> WHAT IS BEING ASKED:
Can the data below be echoed back word for word?

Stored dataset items
-- Begin --

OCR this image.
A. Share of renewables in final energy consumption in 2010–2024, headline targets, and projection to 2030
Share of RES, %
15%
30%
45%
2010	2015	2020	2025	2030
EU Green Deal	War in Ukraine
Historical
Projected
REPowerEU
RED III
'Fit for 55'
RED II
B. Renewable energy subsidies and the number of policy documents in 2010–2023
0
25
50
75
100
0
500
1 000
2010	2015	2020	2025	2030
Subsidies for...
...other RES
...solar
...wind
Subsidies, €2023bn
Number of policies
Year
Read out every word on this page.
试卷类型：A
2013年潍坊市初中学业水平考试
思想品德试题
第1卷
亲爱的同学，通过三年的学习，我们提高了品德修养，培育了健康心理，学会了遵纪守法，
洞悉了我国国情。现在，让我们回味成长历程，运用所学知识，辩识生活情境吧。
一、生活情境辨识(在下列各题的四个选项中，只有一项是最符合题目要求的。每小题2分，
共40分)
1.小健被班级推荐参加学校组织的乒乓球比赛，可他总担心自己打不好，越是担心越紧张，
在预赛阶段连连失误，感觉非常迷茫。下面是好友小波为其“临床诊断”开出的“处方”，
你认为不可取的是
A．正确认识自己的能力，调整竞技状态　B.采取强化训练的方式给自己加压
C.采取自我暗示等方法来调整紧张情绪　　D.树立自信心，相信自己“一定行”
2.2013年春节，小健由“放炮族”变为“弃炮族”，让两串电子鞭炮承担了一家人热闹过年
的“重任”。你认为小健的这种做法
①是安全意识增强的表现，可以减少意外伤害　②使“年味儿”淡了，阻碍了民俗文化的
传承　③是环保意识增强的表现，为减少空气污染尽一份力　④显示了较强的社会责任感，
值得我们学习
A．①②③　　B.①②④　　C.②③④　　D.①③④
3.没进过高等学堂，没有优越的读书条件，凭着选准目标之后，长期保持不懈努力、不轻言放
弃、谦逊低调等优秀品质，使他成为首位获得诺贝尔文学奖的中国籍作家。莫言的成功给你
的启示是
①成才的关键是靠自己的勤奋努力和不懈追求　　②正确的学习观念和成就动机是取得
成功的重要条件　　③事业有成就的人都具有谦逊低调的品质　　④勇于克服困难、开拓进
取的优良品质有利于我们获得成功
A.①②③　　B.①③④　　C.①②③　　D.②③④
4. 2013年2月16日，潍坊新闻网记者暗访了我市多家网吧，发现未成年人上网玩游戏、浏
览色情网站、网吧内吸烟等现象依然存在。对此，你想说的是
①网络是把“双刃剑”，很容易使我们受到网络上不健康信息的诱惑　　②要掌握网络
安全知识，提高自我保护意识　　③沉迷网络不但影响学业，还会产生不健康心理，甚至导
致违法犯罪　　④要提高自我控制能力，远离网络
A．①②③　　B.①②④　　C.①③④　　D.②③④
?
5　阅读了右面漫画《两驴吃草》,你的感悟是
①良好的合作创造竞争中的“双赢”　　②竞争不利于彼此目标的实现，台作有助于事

-- End --

> RESPONSE TO THE EXERCISE:
OCR this image.
A. Share of renewables in final energy consumption in 2010–2024, headline targets, and projection to 2030
Share of RES, %
15%
30%
45%
2010	2015	2020	2025	2030
EU Green Deal	War in Ukraine
Historical
Projected
REPowerEU
RED III
'Fit for 55'
RED II
B. Renewable energy subsidies and the number of policy documents in 2010–2023
0
25
50
75
100
0
500
1 000
2010	2015	2020	2025	2030
Subsidies for...
...other RES
...solar
...wind
Subsidies, €2023bn
Number of policies
Year
Read out every word on this page.
试卷类型：A
2013年潍坊市初中学业水平考试
思想品德试题
第1卷
亲爱的同学，通过三年的学习，我们提高了品德修养，培育了健康心理，学会了遵纪守法，
洞悉了我国国情。现在，让我们回味成长历程，运用所学知识，辩识生活情境吧。
一、生活情境辨识(在下列各题的四个选项中，只有一项是最符合题目要求的。每小题2分，
共40分)
1.小健被班级推荐参加学校组织的乒乓球比赛，可他总担心自己打不好，越是担心越紧张，
在预赛阶段连连失误，感觉非常迷茫。下面是好友小波为其“临床诊断”开出的“处方”，
你认为不可取的是
A．正确认识自己的能力，调整竞技状态　B.采取强化训练的方式给自己加压
C.采取自我暗示等方法来调整紧张情绪　　D.树立自信心，相信自己“一定行”
2.2013年春节，小健由“放炮族”变为“弃炮族”，让两串电子鞭炮承担了一家人热闹过年
的“重任”。你认为小健的这种做法
①是安全意识增强的表现，可以减少意外伤害　②使“年味儿”淡了，阻碍了民俗文化的
传承　③是环保意识增强的表现，为减少空气污染尽一份力　④显示了较强的社会责任感，
值得我们学习
A．①②③　　B.①②④　　C.②③④　　D.①③④
3.没进过高等学堂，没有优越的读书条件，凭着选准目标之后，长期保持不懈努力、不轻言放
弃、谦逊低调等优秀品质，使他成为首位获得诺贝尔文学奖的中国籍作家。莫言的成功给你
的启示是
①成才的关键是靠自己的勤奋努力和不懈追求　　②正确的学习观念和成就动机是取得
成功的重要条件　　③事业有成就的人都具有谦逊低调的品质　　④勇于克服困难、开拓进
取的优良品质有利于我们获得成功
A.①②③　　B.①③④　　C.①②③　　D.②③④
4. 2013年2月16日，潍坊新闻网记者暗访了我市多家网吧，发现未成年人上网玩游戏、浏
览色情网站、网吧内吸烟等现象依然存在。对此，你想说的是
①网络是把“双刃剑”，很容易使我们受到网络上不健康信息的诱惑　　②要掌握网络
安全知识，提高自我保护意识　　③沉迷网络不但影响学业，还会产生不健康心理，甚至导
致违法犯罪　　④要提高自我控制能力，远离网络
A．①②③　　B.①②④　　C.①③④　　D.②③④
?
5　阅读了右面漫画《两驴吃草》,你的感悟是
①良好的合作创造竞争中的“双赢”　　②竞争不利于彼此目标的实现，台作有助于事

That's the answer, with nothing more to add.